**Information given**
• • •

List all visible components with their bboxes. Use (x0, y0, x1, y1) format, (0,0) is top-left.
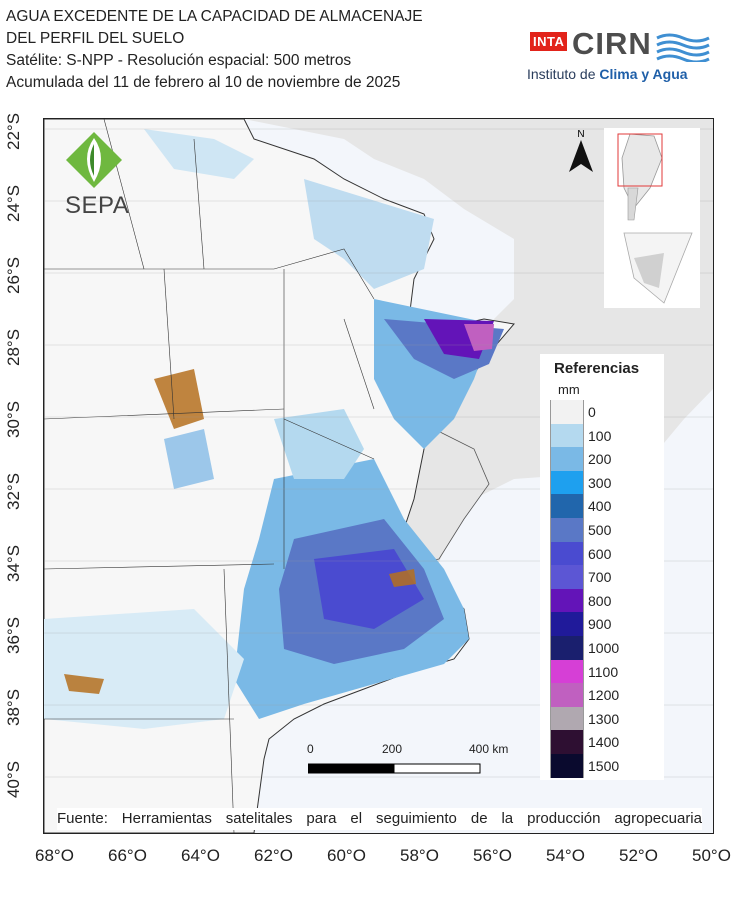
legend-label: 700 (588, 569, 612, 586)
longitude-label: 64°O (181, 846, 220, 865)
title-line-1: AGUA EXCEDENTE DE LA CAPACIDAD DE ALMACE… (6, 8, 423, 25)
scale-label-400: 400 km (469, 742, 509, 756)
legend-label: 900 (588, 616, 612, 633)
legend-swatch (550, 494, 584, 518)
latitude-label: 24°S (4, 184, 23, 222)
latitude-label: 26°S (4, 256, 23, 294)
scale-bar: 0 200 400 km (300, 742, 508, 782)
title-line-4: Acumulada del 11 de febrero al 10 de nov… (6, 74, 401, 91)
latitude-label: 22°S (4, 112, 23, 150)
legend-label: 400 (588, 498, 612, 515)
legend-item: 1200 (550, 683, 660, 707)
legend-swatch (550, 683, 584, 707)
scale-label-0: 0 (307, 742, 314, 756)
legend-label: 1300 (588, 710, 620, 727)
legend-item: 400 (550, 494, 660, 518)
legend-item: 1400 (550, 730, 660, 754)
legend-swatch (550, 423, 584, 448)
legend-label: 1100 (588, 663, 619, 680)
institute-name: Instituto de Clima y Agua (527, 66, 688, 82)
legend-swatch (550, 541, 584, 566)
legend-label: 100 (588, 427, 612, 444)
legend-label: 300 (588, 474, 612, 491)
inset-map-icon (617, 133, 693, 304)
map-frame (43, 118, 714, 834)
legend-swatch (550, 659, 584, 684)
sepa-text: SEPA (65, 192, 130, 219)
scale-label-200: 200 (382, 742, 403, 756)
latitude-label: 32°S (4, 472, 23, 510)
north-label: N (577, 129, 584, 140)
legend-item: 100 (550, 423, 660, 448)
scale-bar-graphic (308, 763, 481, 774)
legend-swatch (550, 470, 584, 495)
legend-label: 800 (588, 592, 612, 609)
legend-item: 700 (550, 565, 660, 589)
inta-cirn-logo: INTA CIRN Instituto de Clima y Agua (527, 26, 717, 88)
longitude-label: 62°O (254, 846, 293, 865)
latitude-label: 34°S (4, 544, 23, 582)
title-line-3: Satélite: S-NPP - Resolución espacial: 5… (6, 52, 352, 69)
legend-label: 0 (588, 404, 596, 420)
legend-item: 1500 (550, 754, 660, 778)
north-arrow-icon: N (569, 129, 593, 172)
legend-swatch (550, 612, 584, 636)
legend-item: 1000 (550, 636, 660, 660)
legend-item: 900 (550, 612, 660, 636)
longitude-label: 68°O (35, 846, 74, 865)
longitude-label: 58°O (400, 846, 439, 865)
legend-unit: mm (558, 382, 580, 397)
legend-swatch (550, 706, 584, 731)
latitude-label: 30°S (4, 400, 23, 438)
legend-label: 1200 (588, 687, 620, 704)
longitude-label: 52°O (619, 846, 658, 865)
legend-label: 1500 (588, 758, 620, 774)
legend-swatch (550, 565, 584, 589)
latitude-label: 28°S (4, 328, 23, 366)
sepa-logo: SEPA (62, 130, 130, 226)
legend-swatch (550, 447, 584, 471)
source-note: Fuente: Herramientas satelitales para el… (57, 808, 702, 830)
cirn-logo-text: CIRN (572, 26, 652, 61)
longitude-label: 54°O (546, 846, 585, 865)
legend-item: 1100 (550, 659, 660, 684)
latitude-label: 36°S (4, 616, 23, 654)
legend-swatch (550, 400, 584, 424)
map-canvas (44, 119, 713, 833)
legend-item: 800 (550, 588, 660, 613)
legend-item: 0 (550, 400, 660, 424)
longitude-label: 66°O (108, 846, 147, 865)
legend-item: 200 (550, 447, 660, 471)
legend: Referencias mm 0 100 200 300 400 500 600 700 800… (540, 354, 664, 780)
inta-logo: INTA (530, 32, 568, 51)
legend-item: 1300 (550, 706, 660, 731)
title-line-2: DEL PERFIL DEL SUELO (6, 30, 185, 47)
longitude-label: 60°O (327, 846, 366, 865)
legend-swatch (550, 730, 584, 754)
legend-label: 500 (588, 522, 612, 538)
inset-locator-map (604, 128, 700, 308)
legend-label: 1400 (588, 734, 620, 751)
legend-label: 200 (588, 451, 612, 468)
latitude-label: 40°S (4, 760, 23, 798)
legend-swatch (550, 518, 584, 542)
legend-item: 300 (550, 470, 660, 495)
legend-title: Referencias (554, 360, 640, 377)
legend-label: 600 (588, 545, 612, 562)
legend-swatch (550, 754, 584, 778)
legend-item: 500 (550, 518, 660, 542)
latitude-label: 38°S (4, 688, 23, 726)
legend-label: 1000 (588, 640, 620, 656)
legend-swatch (550, 636, 584, 660)
legend-swatch (550, 588, 584, 613)
longitude-label: 50°O (692, 846, 731, 865)
longitude-label: 56°O (473, 846, 512, 865)
map-title: AGUA EXCEDENTE DE LA CAPACIDAD DE ALMACE… (6, 6, 506, 94)
sepa-leaf-icon (66, 132, 122, 188)
legend-item: 600 (550, 541, 660, 566)
waves-icon (656, 33, 710, 62)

• • •

**Exercise instructions**
Rewrite every line of the records above with "legend-swatch" changed to "legend-color-box" and everything else left as it is. Omit the pictures from your output.

**Result for this exercise**
List all visible components with their bboxes. Use (x0, y0, x1, y1) format, (0,0) is top-left.
legend-label: 700 (588, 569, 612, 586)
longitude-label: 64°O (181, 846, 220, 865)
title-line-1: AGUA EXCEDENTE DE LA CAPACIDAD DE ALMACE… (6, 8, 423, 25)
scale-label-400: 400 km (469, 742, 509, 756)
legend-label: 900 (588, 616, 612, 633)
legend-color-box (550, 494, 584, 518)
latitude-label: 24°S (4, 184, 23, 222)
latitude-label: 26°S (4, 256, 23, 294)
scale-bar: 0 200 400 km (300, 742, 508, 782)
title-line-4: Acumulada del 11 de febrero al 10 de nov… (6, 74, 401, 91)
latitude-label: 22°S (4, 112, 23, 150)
legend-label: 400 (588, 498, 612, 515)
legend-item: 1200 (550, 683, 660, 707)
legend-color-box (550, 683, 584, 707)
scale-label-0: 0 (307, 742, 314, 756)
legend-label: 1300 (588, 710, 620, 727)
legend-item: 400 (550, 494, 660, 518)
legend-item: 1400 (550, 730, 660, 754)
legend-color-box (550, 423, 584, 448)
legend-label: 1100 (588, 663, 619, 680)
institute-name: Instituto de Clima y Agua (527, 66, 688, 82)
legend-color-box (550, 541, 584, 566)
legend-label: 100 (588, 427, 612, 444)
legend-label: 300 (588, 474, 612, 491)
inset-map-icon (617, 133, 693, 304)
map-frame (43, 118, 714, 834)
legend-color-box (550, 659, 584, 684)
sepa-text: SEPA (65, 192, 130, 219)
scale-label-200: 200 (382, 742, 403, 756)
latitude-label: 32°S (4, 472, 23, 510)
north-label: N (577, 129, 584, 140)
legend-item: 100 (550, 423, 660, 448)
scale-bar-graphic (308, 763, 481, 774)
legend-color-box (550, 470, 584, 495)
legend-label: 800 (588, 592, 612, 609)
legend-item: 700 (550, 565, 660, 589)
inta-cirn-logo: INTA CIRN Instituto de Clima y Agua (527, 26, 717, 88)
longitude-label: 62°O (254, 846, 293, 865)
latitude-label: 34°S (4, 544, 23, 582)
title-line-3: Satélite: S-NPP - Resolución espacial: 5… (6, 52, 352, 69)
legend-label: 0 (588, 404, 596, 420)
legend-item: 1500 (550, 754, 660, 778)
north-arrow-icon: N (569, 129, 593, 172)
legend-color-box (550, 612, 584, 636)
legend-item: 1000 (550, 636, 660, 660)
legend-item: 900 (550, 612, 660, 636)
longitude-label: 68°O (35, 846, 74, 865)
longitude-label: 58°O (400, 846, 439, 865)
legend-unit: mm (558, 382, 580, 397)
legend-color-box (550, 706, 584, 731)
latitude-label: 30°S (4, 400, 23, 438)
legend-label: 1200 (588, 687, 620, 704)
longitude-label: 52°O (619, 846, 658, 865)
legend-label: 1500 (588, 758, 620, 774)
legend-color-box (550, 565, 584, 589)
latitude-label: 28°S (4, 328, 23, 366)
sepa-logo: SEPA (62, 130, 130, 226)
legend-color-box (550, 447, 584, 471)
source-note: Fuente: Herramientas satelitales para el… (57, 808, 702, 830)
cirn-logo-text: CIRN (572, 26, 652, 61)
longitude-label: 54°O (546, 846, 585, 865)
legend-item: 1100 (550, 659, 660, 684)
latitude-label: 36°S (4, 616, 23, 654)
legend-color-box (550, 400, 584, 424)
map-canvas (44, 119, 713, 833)
legend-item: 800 (550, 588, 660, 613)
legend-item: 0 (550, 400, 660, 424)
longitude-label: 66°O (108, 846, 147, 865)
legend-item: 200 (550, 447, 660, 471)
legend: Referencias mm 0 100 200 300 400 500 600 700 800… (540, 354, 664, 780)
inta-logo: INTA (530, 32, 568, 51)
legend-item: 1300 (550, 706, 660, 731)
title-line-2: DEL PERFIL DEL SUELO (6, 30, 185, 47)
longitude-label: 60°O (327, 846, 366, 865)
legend-color-box (550, 730, 584, 754)
legend-label: 500 (588, 522, 612, 538)
inset-locator-map (604, 128, 700, 308)
legend-label: 1400 (588, 734, 620, 751)
legend-label: 200 (588, 451, 612, 468)
latitude-label: 40°S (4, 760, 23, 798)
legend-color-box (550, 518, 584, 542)
legend-item: 300 (550, 470, 660, 495)
legend-title: Referencias (554, 360, 640, 377)
legend-label: 600 (588, 545, 612, 562)
legend-color-box (550, 754, 584, 778)
legend-item: 500 (550, 518, 660, 542)
latitude-label: 38°S (4, 688, 23, 726)
legend-label: 1000 (588, 640, 620, 656)
legend-color-box (550, 636, 584, 660)
legend-color-box (550, 588, 584, 613)
longitude-label: 50°O (692, 846, 731, 865)
longitude-label: 56°O (473, 846, 512, 865)
map-title: AGUA EXCEDENTE DE LA CAPACIDAD DE ALMACE… (6, 6, 506, 94)
sepa-leaf-icon (66, 132, 122, 188)
legend-item: 600 (550, 541, 660, 566)
waves-icon (656, 33, 710, 62)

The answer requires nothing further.